• [WHAT TO DO]:
Write out the complete material exactly as it stands.

• [RECORDS SUPPLIED]:
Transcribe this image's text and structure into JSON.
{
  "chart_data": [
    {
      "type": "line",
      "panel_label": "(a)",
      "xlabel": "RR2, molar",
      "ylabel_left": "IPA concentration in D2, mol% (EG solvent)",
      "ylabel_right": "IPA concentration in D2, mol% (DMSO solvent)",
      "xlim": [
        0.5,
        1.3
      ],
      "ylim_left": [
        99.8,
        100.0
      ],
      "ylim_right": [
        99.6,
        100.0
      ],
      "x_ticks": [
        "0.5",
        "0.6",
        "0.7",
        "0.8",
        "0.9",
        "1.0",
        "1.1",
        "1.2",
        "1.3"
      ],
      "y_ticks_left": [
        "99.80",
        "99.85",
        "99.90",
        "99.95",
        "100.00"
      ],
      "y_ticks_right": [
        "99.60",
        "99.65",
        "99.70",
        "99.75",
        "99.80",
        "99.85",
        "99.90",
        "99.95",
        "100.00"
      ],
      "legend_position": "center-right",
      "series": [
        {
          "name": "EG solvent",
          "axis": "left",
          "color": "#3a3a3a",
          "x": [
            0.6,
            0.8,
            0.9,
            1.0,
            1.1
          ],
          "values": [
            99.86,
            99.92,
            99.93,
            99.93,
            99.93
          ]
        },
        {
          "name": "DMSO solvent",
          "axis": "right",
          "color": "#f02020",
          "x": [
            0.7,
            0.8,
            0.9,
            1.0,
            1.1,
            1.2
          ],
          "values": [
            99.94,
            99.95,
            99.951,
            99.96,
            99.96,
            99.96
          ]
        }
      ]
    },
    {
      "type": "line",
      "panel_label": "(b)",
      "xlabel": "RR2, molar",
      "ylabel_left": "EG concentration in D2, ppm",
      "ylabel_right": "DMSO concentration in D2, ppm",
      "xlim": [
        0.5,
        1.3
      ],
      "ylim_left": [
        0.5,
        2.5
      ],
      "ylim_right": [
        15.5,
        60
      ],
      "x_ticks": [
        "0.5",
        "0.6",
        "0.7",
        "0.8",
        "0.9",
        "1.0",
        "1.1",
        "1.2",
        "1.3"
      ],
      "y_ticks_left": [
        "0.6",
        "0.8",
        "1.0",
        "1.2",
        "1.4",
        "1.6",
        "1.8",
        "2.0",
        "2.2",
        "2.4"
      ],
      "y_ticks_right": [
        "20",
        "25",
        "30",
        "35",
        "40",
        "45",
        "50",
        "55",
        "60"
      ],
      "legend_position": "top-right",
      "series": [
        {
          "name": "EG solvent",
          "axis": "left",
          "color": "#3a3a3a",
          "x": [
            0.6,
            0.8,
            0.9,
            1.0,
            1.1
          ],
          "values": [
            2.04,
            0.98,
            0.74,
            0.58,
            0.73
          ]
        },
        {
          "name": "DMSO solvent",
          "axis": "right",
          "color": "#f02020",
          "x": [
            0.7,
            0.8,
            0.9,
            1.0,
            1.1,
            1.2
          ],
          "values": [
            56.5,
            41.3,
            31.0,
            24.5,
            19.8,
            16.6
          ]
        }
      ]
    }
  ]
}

• [COMPLETE ANSWER]:
Transcribe this image's text and structure into JSON.
{
  "chart_data": [
    {
      "type": "line",
      "panel_label": "(a)",
      "xlabel": "RR2, molar",
      "ylabel_left": "IPA concentration in D2, mol% (EG solvent)",
      "ylabel_right": "IPA concentration in D2, mol% (DMSO solvent)",
      "xlim": [
        0.5,
        1.3
      ],
      "ylim_left": [
        99.8,
        100.0
      ],
      "ylim_right": [
        99.6,
        100.0
      ],
      "x_ticks": [
        "0.5",
        "0.6",
        "0.7",
        "0.8",
        "0.9",
        "1.0",
        "1.1",
        "1.2",
        "1.3"
      ],
      "y_ticks_left": [
        "99.80",
        "99.85",
        "99.90",
        "99.95",
        "100.00"
      ],
      "y_ticks_right": [
        "99.60",
        "99.65",
        "99.70",
        "99.75",
        "99.80",
        "99.85",
        "99.90",
        "99.95",
        "100.00"
      ],
      "legend_position": "center-right",
      "series": [
        {
          "name": "EG solvent",
          "axis": "left",
          "color": "#3a3a3a",
          "x": [
            0.6,
            0.8,
            0.9,
            1.0,
            1.1
          ],
          "values": [
            99.86,
            99.92,
            99.93,
            99.93,
            99.93
          ]
        },
        {
          "name": "DMSO solvent",
          "axis": "right",
          "color": "#f02020",
          "x": [
            0.7,
            0.8,
            0.9,
            1.0,
            1.1,
            1.2
          ],
          "values": [
            99.94,
            99.95,
            99.951,
            99.96,
            99.96,
            99.96
          ]
        }
      ]
    },
    {
      "type": "line",
      "panel_label": "(b)",
      "xlabel": "RR2, molar",
      "ylabel_left": "EG concentration in D2, ppm",
      "ylabel_right": "DMSO concentration in D2, ppm",
      "xlim": [
        0.5,
        1.3
      ],
      "ylim_left": [
        0.5,
        2.5
      ],
      "ylim_right": [
        15.5,
        60
      ],
      "x_ticks": [
        "0.5",
        "0.6",
        "0.7",
        "0.8",
        "0.9",
        "1.0",
        "1.1",
        "1.2",
        "1.3"
      ],
      "y_ticks_left": [
        "0.6",
        "0.8",
        "1.0",
        "1.2",
        "1.4",
        "1.6",
        "1.8",
        "2.0",
        "2.2",
        "2.4"
      ],
      "y_ticks_right": [
        "20",
        "25",
        "30",
        "35",
        "40",
        "45",
        "50",
        "55",
        "60"
      ],
      "legend_position": "top-right",
      "series": [
        {
          "name": "EG solvent",
          "axis": "left",
          "color": "#3a3a3a",
          "x": [
            0.6,
            0.8,
            0.9,
            1.0,
            1.1
          ],
          "values": [
            2.04,
            0.98,
            0.74,
            0.58,
            0.73
          ]
        },
        {
          "name": "DMSO solvent",
          "axis": "right",
          "color": "#f02020",
          "x": [
            0.7,
            0.8,
            0.9,
            1.0,
            1.1,
            1.2
          ],
          "values": [
            56.5,
            41.3,
            31.0,
            24.5,
            19.8,
            16.6
          ]
        }
      ]
    }
  ]
}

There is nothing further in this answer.